-- begin DATA TO PROCESS --

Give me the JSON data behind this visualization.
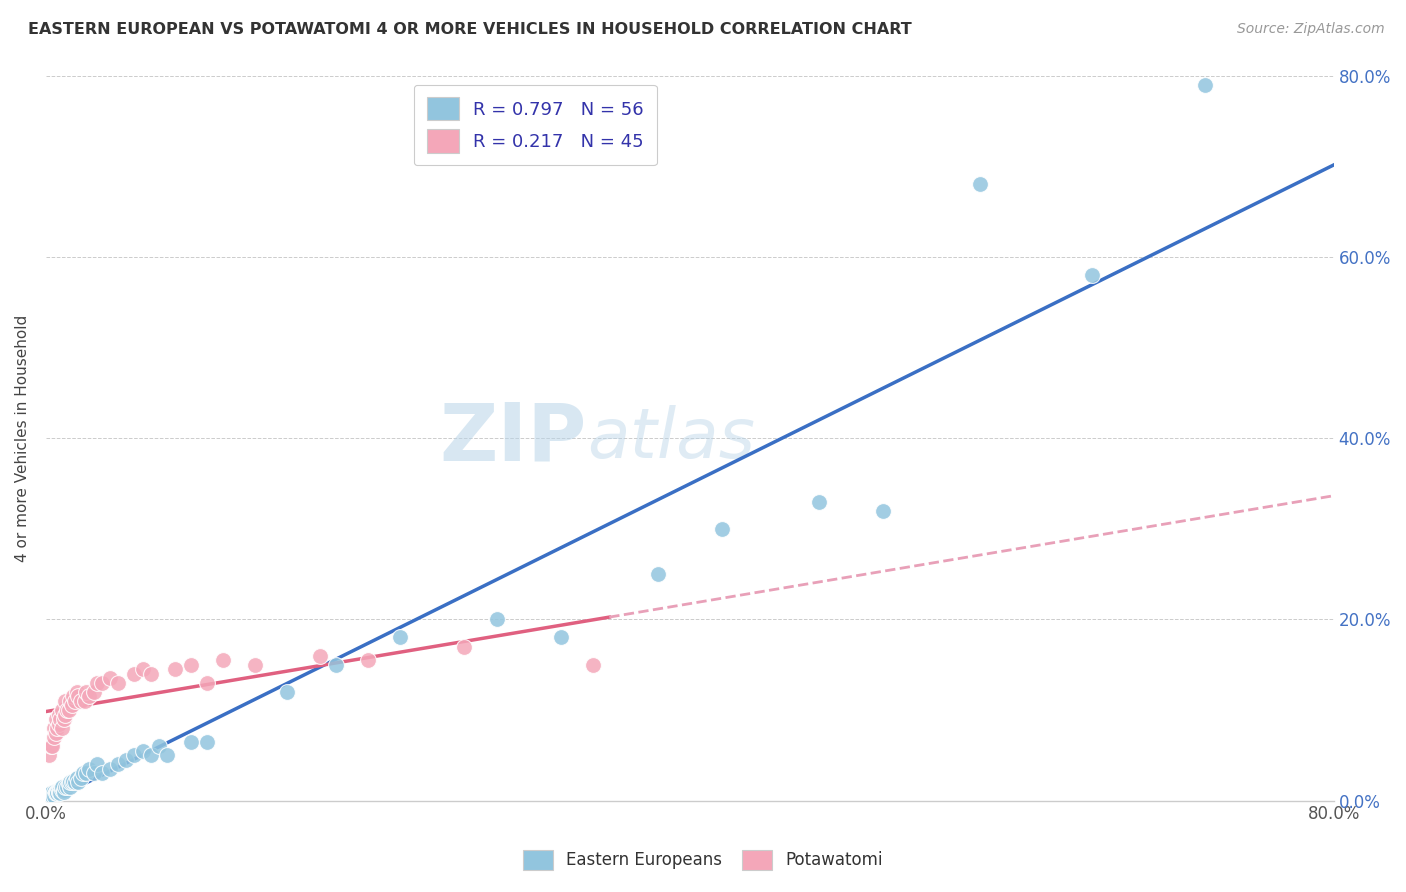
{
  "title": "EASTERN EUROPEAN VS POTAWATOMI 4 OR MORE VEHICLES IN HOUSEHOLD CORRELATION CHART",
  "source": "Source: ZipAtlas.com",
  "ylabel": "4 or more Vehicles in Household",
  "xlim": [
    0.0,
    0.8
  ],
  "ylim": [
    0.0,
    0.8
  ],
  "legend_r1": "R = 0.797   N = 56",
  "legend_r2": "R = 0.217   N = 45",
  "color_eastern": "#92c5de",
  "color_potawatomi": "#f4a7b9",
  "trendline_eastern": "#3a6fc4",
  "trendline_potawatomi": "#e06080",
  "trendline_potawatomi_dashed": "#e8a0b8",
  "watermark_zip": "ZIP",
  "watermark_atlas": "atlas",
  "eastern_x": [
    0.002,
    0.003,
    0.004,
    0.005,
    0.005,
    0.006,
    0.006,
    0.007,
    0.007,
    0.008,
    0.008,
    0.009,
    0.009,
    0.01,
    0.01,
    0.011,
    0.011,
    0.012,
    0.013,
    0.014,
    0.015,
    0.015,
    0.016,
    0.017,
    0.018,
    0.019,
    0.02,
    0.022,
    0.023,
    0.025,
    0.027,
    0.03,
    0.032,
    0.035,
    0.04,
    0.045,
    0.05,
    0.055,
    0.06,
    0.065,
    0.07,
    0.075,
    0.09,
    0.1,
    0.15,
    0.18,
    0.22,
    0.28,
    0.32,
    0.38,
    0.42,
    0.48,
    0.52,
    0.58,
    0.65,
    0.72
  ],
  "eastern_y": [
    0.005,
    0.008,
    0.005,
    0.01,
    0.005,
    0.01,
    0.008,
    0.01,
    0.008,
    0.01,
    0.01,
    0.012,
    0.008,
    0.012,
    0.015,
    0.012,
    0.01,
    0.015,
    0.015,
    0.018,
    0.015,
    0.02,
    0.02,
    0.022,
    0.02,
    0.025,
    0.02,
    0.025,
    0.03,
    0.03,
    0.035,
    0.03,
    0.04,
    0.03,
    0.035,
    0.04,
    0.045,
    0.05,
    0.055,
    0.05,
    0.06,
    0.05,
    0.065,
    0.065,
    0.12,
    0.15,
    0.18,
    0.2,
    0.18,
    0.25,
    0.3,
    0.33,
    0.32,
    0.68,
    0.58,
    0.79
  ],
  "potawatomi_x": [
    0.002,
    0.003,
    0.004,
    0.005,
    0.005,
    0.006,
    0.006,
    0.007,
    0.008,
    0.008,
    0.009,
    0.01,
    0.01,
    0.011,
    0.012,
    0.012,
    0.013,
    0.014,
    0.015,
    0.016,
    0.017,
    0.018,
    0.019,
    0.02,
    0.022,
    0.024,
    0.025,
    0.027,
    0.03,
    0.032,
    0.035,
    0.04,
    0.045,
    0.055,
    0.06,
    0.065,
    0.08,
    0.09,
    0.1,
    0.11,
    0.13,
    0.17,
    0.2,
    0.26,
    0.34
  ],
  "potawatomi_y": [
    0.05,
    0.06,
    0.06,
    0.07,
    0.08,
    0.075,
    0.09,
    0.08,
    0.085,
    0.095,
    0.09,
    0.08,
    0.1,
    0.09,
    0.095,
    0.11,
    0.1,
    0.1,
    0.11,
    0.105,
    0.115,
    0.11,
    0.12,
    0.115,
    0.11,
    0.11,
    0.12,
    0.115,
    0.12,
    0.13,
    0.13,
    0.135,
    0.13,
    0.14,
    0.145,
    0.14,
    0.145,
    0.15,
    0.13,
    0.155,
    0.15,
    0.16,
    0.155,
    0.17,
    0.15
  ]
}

-- end DATA TO PROCESS --
-- begin DATA TO PROCESS --

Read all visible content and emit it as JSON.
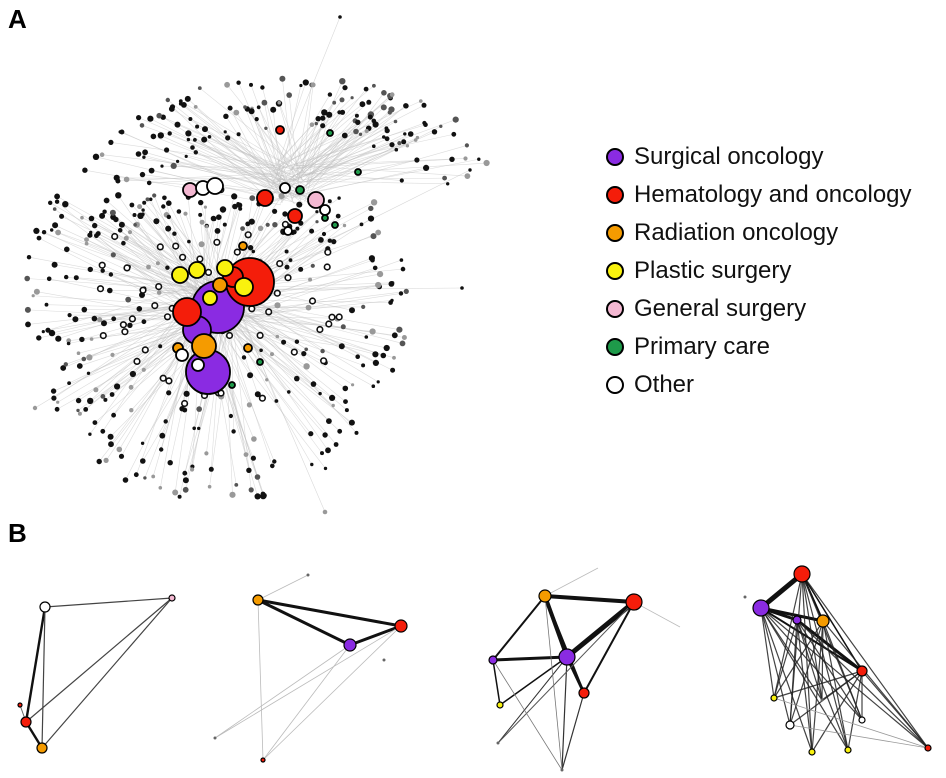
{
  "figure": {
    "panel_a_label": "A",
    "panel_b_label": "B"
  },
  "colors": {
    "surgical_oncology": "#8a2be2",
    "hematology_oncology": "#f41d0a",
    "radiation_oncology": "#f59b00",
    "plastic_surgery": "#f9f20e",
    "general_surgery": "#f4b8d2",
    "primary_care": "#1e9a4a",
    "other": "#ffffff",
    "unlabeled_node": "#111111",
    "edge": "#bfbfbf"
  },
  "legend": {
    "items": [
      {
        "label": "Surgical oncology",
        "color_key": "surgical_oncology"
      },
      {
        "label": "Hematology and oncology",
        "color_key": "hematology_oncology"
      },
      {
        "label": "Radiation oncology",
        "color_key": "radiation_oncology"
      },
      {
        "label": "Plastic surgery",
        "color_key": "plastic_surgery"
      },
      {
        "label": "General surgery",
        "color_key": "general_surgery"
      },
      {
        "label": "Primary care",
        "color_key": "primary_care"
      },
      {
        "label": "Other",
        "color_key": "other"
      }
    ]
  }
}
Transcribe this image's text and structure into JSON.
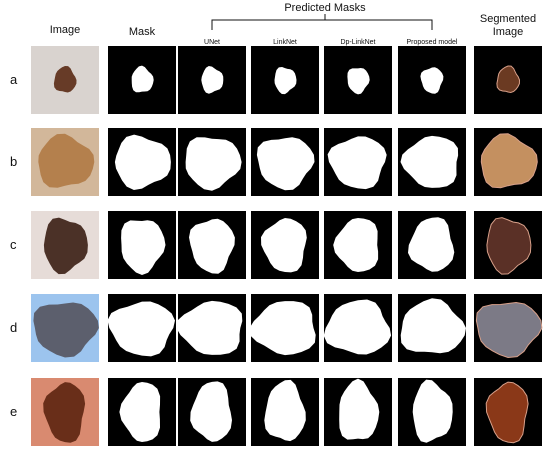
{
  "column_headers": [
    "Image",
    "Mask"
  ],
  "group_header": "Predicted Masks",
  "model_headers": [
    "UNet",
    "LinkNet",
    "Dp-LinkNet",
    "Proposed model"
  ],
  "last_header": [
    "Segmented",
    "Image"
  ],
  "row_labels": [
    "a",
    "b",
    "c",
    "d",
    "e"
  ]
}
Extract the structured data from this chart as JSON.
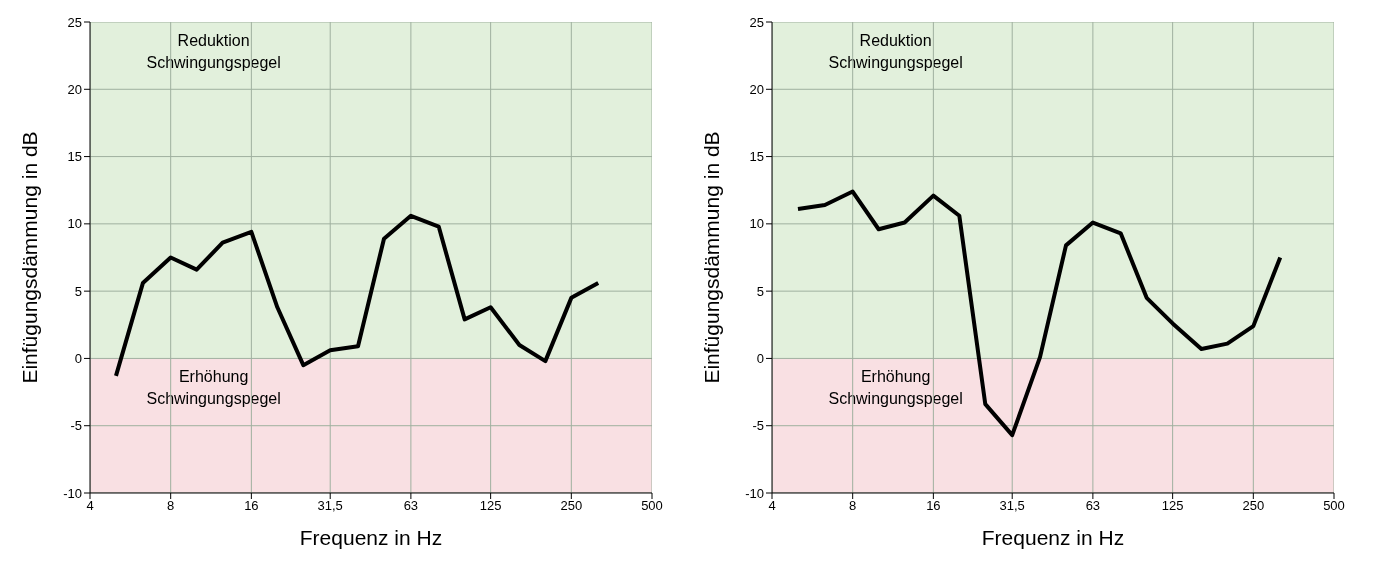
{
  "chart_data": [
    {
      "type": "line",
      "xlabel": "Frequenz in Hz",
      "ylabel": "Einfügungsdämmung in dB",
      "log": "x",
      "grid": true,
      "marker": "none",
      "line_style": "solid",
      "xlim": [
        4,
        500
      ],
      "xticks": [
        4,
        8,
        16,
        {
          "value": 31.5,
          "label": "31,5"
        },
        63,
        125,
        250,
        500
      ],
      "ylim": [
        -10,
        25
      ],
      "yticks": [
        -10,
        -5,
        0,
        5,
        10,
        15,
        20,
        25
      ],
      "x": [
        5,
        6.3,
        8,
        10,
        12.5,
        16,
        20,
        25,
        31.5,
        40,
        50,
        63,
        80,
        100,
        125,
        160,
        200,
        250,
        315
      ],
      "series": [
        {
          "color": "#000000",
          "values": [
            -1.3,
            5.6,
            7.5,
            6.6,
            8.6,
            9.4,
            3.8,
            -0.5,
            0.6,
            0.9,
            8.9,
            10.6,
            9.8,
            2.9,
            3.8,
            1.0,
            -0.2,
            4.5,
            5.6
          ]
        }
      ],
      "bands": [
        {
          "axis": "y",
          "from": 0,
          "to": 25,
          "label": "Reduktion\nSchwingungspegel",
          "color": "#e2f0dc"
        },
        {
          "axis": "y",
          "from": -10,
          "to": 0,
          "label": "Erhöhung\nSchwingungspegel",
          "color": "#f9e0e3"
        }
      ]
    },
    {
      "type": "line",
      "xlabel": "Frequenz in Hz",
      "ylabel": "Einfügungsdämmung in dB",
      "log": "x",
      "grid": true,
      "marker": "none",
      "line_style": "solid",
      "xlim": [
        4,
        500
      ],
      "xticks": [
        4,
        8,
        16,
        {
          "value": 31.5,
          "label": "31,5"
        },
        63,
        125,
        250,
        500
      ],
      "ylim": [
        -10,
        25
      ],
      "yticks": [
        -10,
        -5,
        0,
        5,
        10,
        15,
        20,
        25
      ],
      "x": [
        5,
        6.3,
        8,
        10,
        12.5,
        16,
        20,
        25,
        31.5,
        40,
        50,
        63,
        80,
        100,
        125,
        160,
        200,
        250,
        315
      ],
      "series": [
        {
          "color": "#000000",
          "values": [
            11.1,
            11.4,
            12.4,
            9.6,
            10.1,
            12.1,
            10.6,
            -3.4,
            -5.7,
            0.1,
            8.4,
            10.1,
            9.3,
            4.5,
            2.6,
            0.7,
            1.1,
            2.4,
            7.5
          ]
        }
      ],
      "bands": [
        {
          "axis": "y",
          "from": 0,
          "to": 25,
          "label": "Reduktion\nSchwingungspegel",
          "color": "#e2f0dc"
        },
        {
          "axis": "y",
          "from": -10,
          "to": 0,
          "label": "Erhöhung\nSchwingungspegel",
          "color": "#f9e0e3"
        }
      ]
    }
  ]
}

-- end DATA TO PROCESS --

**GOAL OF THE EXERCISE**
Report how many lines of the preceding records include "JSON". Output the number only.

**RESULT FOR THIS EXERCISE**
4